▶ Written exercise:
Reproduce the data exactly and drop any pictures it holds.

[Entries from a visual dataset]
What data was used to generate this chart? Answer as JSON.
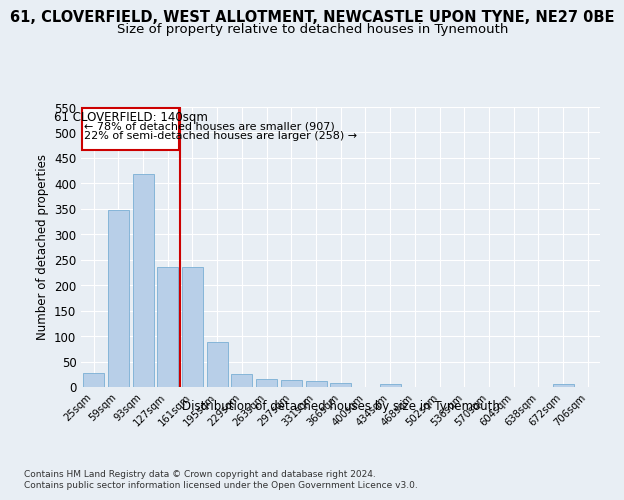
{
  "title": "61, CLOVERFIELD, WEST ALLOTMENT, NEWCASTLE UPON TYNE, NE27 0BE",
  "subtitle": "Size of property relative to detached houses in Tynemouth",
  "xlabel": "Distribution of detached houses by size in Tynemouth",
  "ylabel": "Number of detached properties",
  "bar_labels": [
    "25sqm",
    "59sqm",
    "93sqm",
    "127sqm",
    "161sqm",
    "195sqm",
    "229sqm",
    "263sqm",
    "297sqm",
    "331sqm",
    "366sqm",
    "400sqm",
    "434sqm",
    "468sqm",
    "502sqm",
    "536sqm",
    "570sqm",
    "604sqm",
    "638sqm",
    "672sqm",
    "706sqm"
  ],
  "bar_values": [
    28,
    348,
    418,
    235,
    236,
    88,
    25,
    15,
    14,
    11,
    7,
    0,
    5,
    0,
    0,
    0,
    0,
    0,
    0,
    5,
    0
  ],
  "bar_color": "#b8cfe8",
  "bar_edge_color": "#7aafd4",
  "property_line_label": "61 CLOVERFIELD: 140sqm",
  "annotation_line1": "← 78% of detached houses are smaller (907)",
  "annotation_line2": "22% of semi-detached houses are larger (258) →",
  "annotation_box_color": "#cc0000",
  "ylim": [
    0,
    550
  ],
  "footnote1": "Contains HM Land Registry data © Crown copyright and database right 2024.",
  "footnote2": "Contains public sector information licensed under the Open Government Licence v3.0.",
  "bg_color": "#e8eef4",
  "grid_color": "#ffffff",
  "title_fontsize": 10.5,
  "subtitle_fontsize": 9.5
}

▶ Complete response:
What data was used to generate this chart? Answer as JSON.
{
  "title": "61, CLOVERFIELD, WEST ALLOTMENT, NEWCASTLE UPON TYNE, NE27 0BE",
  "subtitle": "Size of property relative to detached houses in Tynemouth",
  "xlabel": "Distribution of detached houses by size in Tynemouth",
  "ylabel": "Number of detached properties",
  "bar_labels": [
    "25sqm",
    "59sqm",
    "93sqm",
    "127sqm",
    "161sqm",
    "195sqm",
    "229sqm",
    "263sqm",
    "297sqm",
    "331sqm",
    "366sqm",
    "400sqm",
    "434sqm",
    "468sqm",
    "502sqm",
    "536sqm",
    "570sqm",
    "604sqm",
    "638sqm",
    "672sqm",
    "706sqm"
  ],
  "bar_values": [
    28,
    348,
    418,
    235,
    236,
    88,
    25,
    15,
    14,
    11,
    7,
    0,
    5,
    0,
    0,
    0,
    0,
    0,
    0,
    5,
    0
  ],
  "bar_color": "#b8cfe8",
  "bar_edge_color": "#7aafd4",
  "property_line_label": "61 CLOVERFIELD: 140sqm",
  "annotation_line1": "← 78% of detached houses are smaller (907)",
  "annotation_line2": "22% of semi-detached houses are larger (258) →",
  "annotation_box_color": "#cc0000",
  "ylim": [
    0,
    550
  ],
  "footnote1": "Contains HM Land Registry data © Crown copyright and database right 2024.",
  "footnote2": "Contains public sector information licensed under the Open Government Licence v3.0.",
  "bg_color": "#e8eef4",
  "grid_color": "#ffffff",
  "title_fontsize": 10.5,
  "subtitle_fontsize": 9.5
}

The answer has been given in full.